Stored items:
────────────────────
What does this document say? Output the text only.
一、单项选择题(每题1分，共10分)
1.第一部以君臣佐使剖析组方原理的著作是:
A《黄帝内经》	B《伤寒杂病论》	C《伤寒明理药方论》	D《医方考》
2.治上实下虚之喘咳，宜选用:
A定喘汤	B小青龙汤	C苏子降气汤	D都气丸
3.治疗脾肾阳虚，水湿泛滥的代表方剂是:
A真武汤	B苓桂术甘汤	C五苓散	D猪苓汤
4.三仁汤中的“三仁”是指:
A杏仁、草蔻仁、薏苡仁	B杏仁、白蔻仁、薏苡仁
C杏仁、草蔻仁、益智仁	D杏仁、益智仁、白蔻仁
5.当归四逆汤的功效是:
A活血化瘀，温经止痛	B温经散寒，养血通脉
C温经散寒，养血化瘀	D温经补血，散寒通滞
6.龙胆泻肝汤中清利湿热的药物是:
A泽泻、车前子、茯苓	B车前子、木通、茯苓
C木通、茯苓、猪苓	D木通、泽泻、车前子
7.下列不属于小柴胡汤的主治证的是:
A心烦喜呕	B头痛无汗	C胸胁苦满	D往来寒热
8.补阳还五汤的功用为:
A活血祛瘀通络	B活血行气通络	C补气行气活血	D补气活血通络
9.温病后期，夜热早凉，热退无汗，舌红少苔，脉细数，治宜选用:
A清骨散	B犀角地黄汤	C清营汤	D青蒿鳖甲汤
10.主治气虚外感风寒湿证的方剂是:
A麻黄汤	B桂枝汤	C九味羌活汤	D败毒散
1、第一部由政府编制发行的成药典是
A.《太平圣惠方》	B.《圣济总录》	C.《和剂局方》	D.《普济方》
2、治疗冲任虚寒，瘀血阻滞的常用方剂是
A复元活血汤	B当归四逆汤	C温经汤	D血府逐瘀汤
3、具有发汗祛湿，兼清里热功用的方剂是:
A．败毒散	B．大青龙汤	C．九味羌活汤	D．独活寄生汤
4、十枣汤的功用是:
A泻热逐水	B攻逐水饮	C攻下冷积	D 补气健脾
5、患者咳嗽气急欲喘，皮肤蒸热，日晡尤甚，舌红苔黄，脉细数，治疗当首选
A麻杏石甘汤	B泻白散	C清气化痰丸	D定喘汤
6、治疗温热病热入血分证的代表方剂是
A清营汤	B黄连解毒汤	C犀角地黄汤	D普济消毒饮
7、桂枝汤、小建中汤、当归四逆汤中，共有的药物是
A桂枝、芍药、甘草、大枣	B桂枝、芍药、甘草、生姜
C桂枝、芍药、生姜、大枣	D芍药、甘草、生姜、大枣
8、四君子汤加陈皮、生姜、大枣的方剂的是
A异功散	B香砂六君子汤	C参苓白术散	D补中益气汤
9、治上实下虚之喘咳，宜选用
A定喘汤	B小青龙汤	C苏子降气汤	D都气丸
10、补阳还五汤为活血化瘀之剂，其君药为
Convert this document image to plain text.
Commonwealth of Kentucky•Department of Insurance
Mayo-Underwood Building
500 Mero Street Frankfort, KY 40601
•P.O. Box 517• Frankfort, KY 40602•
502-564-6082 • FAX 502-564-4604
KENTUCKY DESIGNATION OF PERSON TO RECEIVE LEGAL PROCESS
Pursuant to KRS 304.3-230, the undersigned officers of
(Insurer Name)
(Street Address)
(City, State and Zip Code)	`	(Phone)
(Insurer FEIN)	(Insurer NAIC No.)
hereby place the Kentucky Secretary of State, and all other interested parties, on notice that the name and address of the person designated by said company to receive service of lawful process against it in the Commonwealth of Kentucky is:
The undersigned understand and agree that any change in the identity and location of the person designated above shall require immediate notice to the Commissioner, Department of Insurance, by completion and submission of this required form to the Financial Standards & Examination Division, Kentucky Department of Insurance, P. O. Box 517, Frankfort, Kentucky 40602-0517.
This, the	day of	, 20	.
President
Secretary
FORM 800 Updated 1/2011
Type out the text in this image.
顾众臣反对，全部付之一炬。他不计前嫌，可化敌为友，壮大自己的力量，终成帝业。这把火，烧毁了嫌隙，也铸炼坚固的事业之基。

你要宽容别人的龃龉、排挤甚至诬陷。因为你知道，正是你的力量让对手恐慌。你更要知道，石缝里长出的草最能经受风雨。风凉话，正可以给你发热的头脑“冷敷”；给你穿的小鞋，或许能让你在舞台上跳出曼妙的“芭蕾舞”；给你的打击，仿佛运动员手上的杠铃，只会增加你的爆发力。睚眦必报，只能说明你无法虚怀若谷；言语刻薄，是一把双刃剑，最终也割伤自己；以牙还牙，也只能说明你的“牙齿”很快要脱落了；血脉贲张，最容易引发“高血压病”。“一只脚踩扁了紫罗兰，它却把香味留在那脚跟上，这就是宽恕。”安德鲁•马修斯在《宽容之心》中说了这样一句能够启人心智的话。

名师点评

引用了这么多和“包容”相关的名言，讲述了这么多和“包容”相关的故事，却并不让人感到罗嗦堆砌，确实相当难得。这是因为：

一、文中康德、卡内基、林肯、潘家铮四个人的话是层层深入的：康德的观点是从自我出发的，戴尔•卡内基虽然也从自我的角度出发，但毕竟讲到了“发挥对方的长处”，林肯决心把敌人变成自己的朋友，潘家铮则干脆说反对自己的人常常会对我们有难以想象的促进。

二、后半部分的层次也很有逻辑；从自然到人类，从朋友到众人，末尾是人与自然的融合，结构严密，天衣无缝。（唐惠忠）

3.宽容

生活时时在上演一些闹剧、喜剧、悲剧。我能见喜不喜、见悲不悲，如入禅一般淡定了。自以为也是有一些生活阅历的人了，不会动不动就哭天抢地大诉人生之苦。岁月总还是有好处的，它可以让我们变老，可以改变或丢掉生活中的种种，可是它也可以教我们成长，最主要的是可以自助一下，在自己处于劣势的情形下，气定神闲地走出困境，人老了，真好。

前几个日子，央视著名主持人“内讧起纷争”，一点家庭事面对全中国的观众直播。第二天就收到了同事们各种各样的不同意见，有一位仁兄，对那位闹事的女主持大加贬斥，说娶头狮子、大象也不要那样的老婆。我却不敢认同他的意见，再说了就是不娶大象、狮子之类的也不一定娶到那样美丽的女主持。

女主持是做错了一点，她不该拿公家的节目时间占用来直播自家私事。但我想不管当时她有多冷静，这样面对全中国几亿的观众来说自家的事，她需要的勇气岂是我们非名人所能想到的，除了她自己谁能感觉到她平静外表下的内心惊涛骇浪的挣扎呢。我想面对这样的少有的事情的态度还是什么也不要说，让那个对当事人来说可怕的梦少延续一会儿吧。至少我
────────────────────
- _Exercise directions_: Using the data above, print every record exactly as shown.

- _Exercise response_:
What does this document say? Output the text only.
一、单项选择题(每题1分，共10分)
1.第一部以君臣佐使剖析组方原理的著作是:
A《黄帝内经》	B《伤寒杂病论》	C《伤寒明理药方论》	D《医方考》
2.治上实下虚之喘咳，宜选用:
A定喘汤	B小青龙汤	C苏子降气汤	D都气丸
3.治疗脾肾阳虚，水湿泛滥的代表方剂是:
A真武汤	B苓桂术甘汤	C五苓散	D猪苓汤
4.三仁汤中的“三仁”是指:
A杏仁、草蔻仁、薏苡仁	B杏仁、白蔻仁、薏苡仁
C杏仁、草蔻仁、益智仁	D杏仁、益智仁、白蔻仁
5.当归四逆汤的功效是:
A活血化瘀，温经止痛	B温经散寒，养血通脉
C温经散寒，养血化瘀	D温经补血，散寒通滞
6.龙胆泻肝汤中清利湿热的药物是:
A泽泻、车前子、茯苓	B车前子、木通、茯苓
C木通、茯苓、猪苓	D木通、泽泻、车前子
7.下列不属于小柴胡汤的主治证的是:
A心烦喜呕	B头痛无汗	C胸胁苦满	D往来寒热
8.补阳还五汤的功用为:
A活血祛瘀通络	B活血行气通络	C补气行气活血	D补气活血通络
9.温病后期，夜热早凉，热退无汗，舌红少苔，脉细数，治宜选用:
A清骨散	B犀角地黄汤	C清营汤	D青蒿鳖甲汤
10.主治气虚外感风寒湿证的方剂是:
A麻黄汤	B桂枝汤	C九味羌活汤	D败毒散
1、第一部由政府编制发行的成药典是
A.《太平圣惠方》	B.《圣济总录》	C.《和剂局方》	D.《普济方》
2、治疗冲任虚寒，瘀血阻滞的常用方剂是
A复元活血汤	B当归四逆汤	C温经汤	D血府逐瘀汤
3、具有发汗祛湿，兼清里热功用的方剂是:
A．败毒散	B．大青龙汤	C．九味羌活汤	D．独活寄生汤
4、十枣汤的功用是:
A泻热逐水	B攻逐水饮	C攻下冷积	D 补气健脾
5、患者咳嗽气急欲喘，皮肤蒸热，日晡尤甚，舌红苔黄，脉细数，治疗当首选
A麻杏石甘汤	B泻白散	C清气化痰丸	D定喘汤
6、治疗温热病热入血分证的代表方剂是
A清营汤	B黄连解毒汤	C犀角地黄汤	D普济消毒饮
7、桂枝汤、小建中汤、当归四逆汤中，共有的药物是
A桂枝、芍药、甘草、大枣	B桂枝、芍药、甘草、生姜
C桂枝、芍药、生姜、大枣	D芍药、甘草、生姜、大枣
8、四君子汤加陈皮、生姜、大枣的方剂的是
A异功散	B香砂六君子汤	C参苓白术散	D补中益气汤
9、治上实下虚之喘咳，宜选用
A定喘汤	B小青龙汤	C苏子降气汤	D都气丸
10、补阳还五汤为活血化瘀之剂，其君药为
Convert this document image to plain text.
Commonwealth of Kentucky•Department of Insurance
Mayo-Underwood Building
500 Mero Street Frankfort, KY 40601
•P.O. Box 517• Frankfort, KY 40602•
502-564-6082 • FAX 502-564-4604
KENTUCKY DESIGNATION OF PERSON TO RECEIVE LEGAL PROCESS
Pursuant to KRS 304.3-230, the undersigned officers of
(Insurer Name)
(Street Address)
(City, State and Zip Code)	`	(Phone)
(Insurer FEIN)	(Insurer NAIC No.)
hereby place the Kentucky Secretary of State, and all other interested parties, on notice that the name and address of the person designated by said company to receive service of lawful process against it in the Commonwealth of Kentucky is:
The undersigned understand and agree that any change in the identity and location of the person designated above shall require immediate notice to the Commissioner, Department of Insurance, by completion and submission of this required form to the Financial Standards & Examination Division, Kentucky Department of Insurance, P. O. Box 517, Frankfort, Kentucky 40602-0517.
This, the	day of	, 20	.
President
Secretary
FORM 800 Updated 1/2011
Type out the text in this image.
顾众臣反对，全部付之一炬。他不计前嫌，可化敌为友，壮大自己的力量，终成帝业。这把火，烧毁了嫌隙，也铸炼坚固的事业之基。

你要宽容别人的龃龉、排挤甚至诬陷。因为你知道，正是你的力量让对手恐慌。你更要知道，石缝里长出的草最能经受风雨。风凉话，正可以给你发热的头脑“冷敷”；给你穿的小鞋，或许能让你在舞台上跳出曼妙的“芭蕾舞”；给你的打击，仿佛运动员手上的杠铃，只会增加你的爆发力。睚眦必报，只能说明你无法虚怀若谷；言语刻薄，是一把双刃剑，最终也割伤自己；以牙还牙，也只能说明你的“牙齿”很快要脱落了；血脉贲张，最容易引发“高血压病”。“一只脚踩扁了紫罗兰，它却把香味留在那脚跟上，这就是宽恕。”安德鲁•马修斯在《宽容之心》中说了这样一句能够启人心智的话。

名师点评

引用了这么多和“包容”相关的名言，讲述了这么多和“包容”相关的故事，却并不让人感到罗嗦堆砌，确实相当难得。这是因为：

一、文中康德、卡内基、林肯、潘家铮四个人的话是层层深入的：康德的观点是从自我出发的，戴尔•卡内基虽然也从自我的角度出发，但毕竟讲到了“发挥对方的长处”，林肯决心把敌人变成自己的朋友，潘家铮则干脆说反对自己的人常常会对我们有难以想象的促进。

二、后半部分的层次也很有逻辑；从自然到人类，从朋友到众人，末尾是人与自然的融合，结构严密，天衣无缝。（唐惠忠）

3.宽容

生活时时在上演一些闹剧、喜剧、悲剧。我能见喜不喜、见悲不悲，如入禅一般淡定了。自以为也是有一些生活阅历的人了，不会动不动就哭天抢地大诉人生之苦。岁月总还是有好处的，它可以让我们变老，可以改变或丢掉生活中的种种，可是它也可以教我们成长，最主要的是可以自助一下，在自己处于劣势的情形下，气定神闲地走出困境，人老了，真好。

前几个日子，央视著名主持人“内讧起纷争”，一点家庭事面对全中国的观众直播。第二天就收到了同事们各种各样的不同意见，有一位仁兄，对那位闹事的女主持大加贬斥，说娶头狮子、大象也不要那样的老婆。我却不敢认同他的意见，再说了就是不娶大象、狮子之类的也不一定娶到那样美丽的女主持。

女主持是做错了一点，她不该拿公家的节目时间占用来直播自家私事。但我想不管当时她有多冷静，这样面对全中国几亿的观众来说自家的事，她需要的勇气岂是我们非名人所能想到的，除了她自己谁能感觉到她平静外表下的内心惊涛骇浪的挣扎呢。我想面对这样的少有的事情的态度还是什么也不要说，让那个对当事人来说可怕的梦少延续一会儿吧。至少我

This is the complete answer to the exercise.